Written instruction
Type every record exactly as it appears.

[Start of Supplied data]

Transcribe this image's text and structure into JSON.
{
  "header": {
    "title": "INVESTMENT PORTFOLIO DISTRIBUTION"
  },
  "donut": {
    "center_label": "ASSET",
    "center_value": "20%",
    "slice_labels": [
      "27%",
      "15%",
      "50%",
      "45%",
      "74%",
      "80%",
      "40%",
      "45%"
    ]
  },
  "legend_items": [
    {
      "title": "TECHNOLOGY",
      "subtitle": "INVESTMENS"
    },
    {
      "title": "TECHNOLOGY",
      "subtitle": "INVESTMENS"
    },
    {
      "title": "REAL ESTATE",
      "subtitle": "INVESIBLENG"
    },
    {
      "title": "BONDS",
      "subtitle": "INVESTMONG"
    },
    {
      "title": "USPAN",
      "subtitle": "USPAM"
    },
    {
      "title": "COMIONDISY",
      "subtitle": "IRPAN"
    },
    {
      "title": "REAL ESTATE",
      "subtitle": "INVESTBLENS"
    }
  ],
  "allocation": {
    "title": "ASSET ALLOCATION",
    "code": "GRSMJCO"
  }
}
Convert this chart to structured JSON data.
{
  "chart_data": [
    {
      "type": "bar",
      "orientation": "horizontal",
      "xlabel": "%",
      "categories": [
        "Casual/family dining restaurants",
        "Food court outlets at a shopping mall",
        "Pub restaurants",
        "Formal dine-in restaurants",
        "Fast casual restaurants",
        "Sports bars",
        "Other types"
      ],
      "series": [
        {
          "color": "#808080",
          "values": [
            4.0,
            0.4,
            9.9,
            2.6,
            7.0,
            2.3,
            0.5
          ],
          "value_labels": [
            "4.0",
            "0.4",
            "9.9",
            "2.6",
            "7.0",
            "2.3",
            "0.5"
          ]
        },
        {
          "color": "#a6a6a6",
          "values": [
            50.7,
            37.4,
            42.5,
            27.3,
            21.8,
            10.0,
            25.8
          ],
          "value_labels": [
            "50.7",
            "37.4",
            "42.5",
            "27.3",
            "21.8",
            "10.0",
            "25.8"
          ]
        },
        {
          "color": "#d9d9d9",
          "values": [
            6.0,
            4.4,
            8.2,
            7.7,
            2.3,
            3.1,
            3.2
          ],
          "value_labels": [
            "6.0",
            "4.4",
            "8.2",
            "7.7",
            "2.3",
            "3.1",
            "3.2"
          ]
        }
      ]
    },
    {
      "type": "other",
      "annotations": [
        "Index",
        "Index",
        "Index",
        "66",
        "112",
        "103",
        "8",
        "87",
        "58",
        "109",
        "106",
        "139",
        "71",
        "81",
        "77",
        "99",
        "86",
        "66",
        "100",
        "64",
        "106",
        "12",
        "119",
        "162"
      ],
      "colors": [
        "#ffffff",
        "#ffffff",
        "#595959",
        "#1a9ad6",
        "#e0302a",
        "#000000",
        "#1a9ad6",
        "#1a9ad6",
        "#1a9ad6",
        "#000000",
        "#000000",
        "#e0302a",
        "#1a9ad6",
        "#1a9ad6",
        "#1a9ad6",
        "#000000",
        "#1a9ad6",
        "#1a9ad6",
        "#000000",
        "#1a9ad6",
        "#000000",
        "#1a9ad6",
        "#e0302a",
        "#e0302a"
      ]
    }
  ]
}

[End of Supplied data]

Reply to the task
Transcribe this image's text and structure into JSON.
{
  "header": {
    "title": "INVESTMENT PORTFOLIO DISTRIBUTION"
  },
  "donut": {
    "center_label": "ASSET",
    "center_value": "20%",
    "slice_labels": [
      "27%",
      "15%",
      "50%",
      "45%",
      "74%",
      "80%",
      "40%",
      "45%"
    ]
  },
  "legend_items": [
    {
      "title": "TECHNOLOGY",
      "subtitle": "INVESTMENS"
    },
    {
      "title": "TECHNOLOGY",
      "subtitle": "INVESTMENS"
    },
    {
      "title": "REAL ESTATE",
      "subtitle": "INVESIBLENG"
    },
    {
      "title": "BONDS",
      "subtitle": "INVESTMONG"
    },
    {
      "title": "USPAN",
      "subtitle": "USPAM"
    },
    {
      "title": "COMIONDISY",
      "subtitle": "IRPAN"
    },
    {
      "title": "REAL ESTATE",
      "subtitle": "INVESTBLENS"
    }
  ],
  "allocation": {
    "title": "ASSET ALLOCATION",
    "code": "GRSMJCO"
  }
}
Convert this chart to structured JSON data.
{
  "chart_data": [
    {
      "type": "bar",
      "orientation": "horizontal",
      "xlabel": "%",
      "categories": [
        "Casual/family dining restaurants",
        "Food court outlets at a shopping mall",
        "Pub restaurants",
        "Formal dine-in restaurants",
        "Fast casual restaurants",
        "Sports bars",
        "Other types"
      ],
      "series": [
        {
          "color": "#808080",
          "values": [
            4.0,
            0.4,
            9.9,
            2.6,
            7.0,
            2.3,
            0.5
          ],
          "value_labels": [
            "4.0",
            "0.4",
            "9.9",
            "2.6",
            "7.0",
            "2.3",
            "0.5"
          ]
        },
        {
          "color": "#a6a6a6",
          "values": [
            50.7,
            37.4,
            42.5,
            27.3,
            21.8,
            10.0,
            25.8
          ],
          "value_labels": [
            "50.7",
            "37.4",
            "42.5",
            "27.3",
            "21.8",
            "10.0",
            "25.8"
          ]
        },
        {
          "color": "#d9d9d9",
          "values": [
            6.0,
            4.4,
            8.2,
            7.7,
            2.3,
            3.1,
            3.2
          ],
          "value_labels": [
            "6.0",
            "4.4",
            "8.2",
            "7.7",
            "2.3",
            "3.1",
            "3.2"
          ]
        }
      ]
    },
    {
      "type": "other",
      "annotations": [
        "Index",
        "Index",
        "Index",
        "66",
        "112",
        "103",
        "8",
        "87",
        "58",
        "109",
        "106",
        "139",
        "71",
        "81",
        "77",
        "99",
        "86",
        "66",
        "100",
        "64",
        "106",
        "12",
        "119",
        "162"
      ],
      "colors": [
        "#ffffff",
        "#ffffff",
        "#595959",
        "#1a9ad6",
        "#e0302a",
        "#000000",
        "#1a9ad6",
        "#1a9ad6",
        "#1a9ad6",
        "#000000",
        "#000000",
        "#e0302a",
        "#1a9ad6",
        "#1a9ad6",
        "#1a9ad6",
        "#000000",
        "#1a9ad6",
        "#1a9ad6",
        "#000000",
        "#1a9ad6",
        "#000000",
        "#1a9ad6",
        "#e0302a",
        "#e0302a"
      ]
    }
  ]
}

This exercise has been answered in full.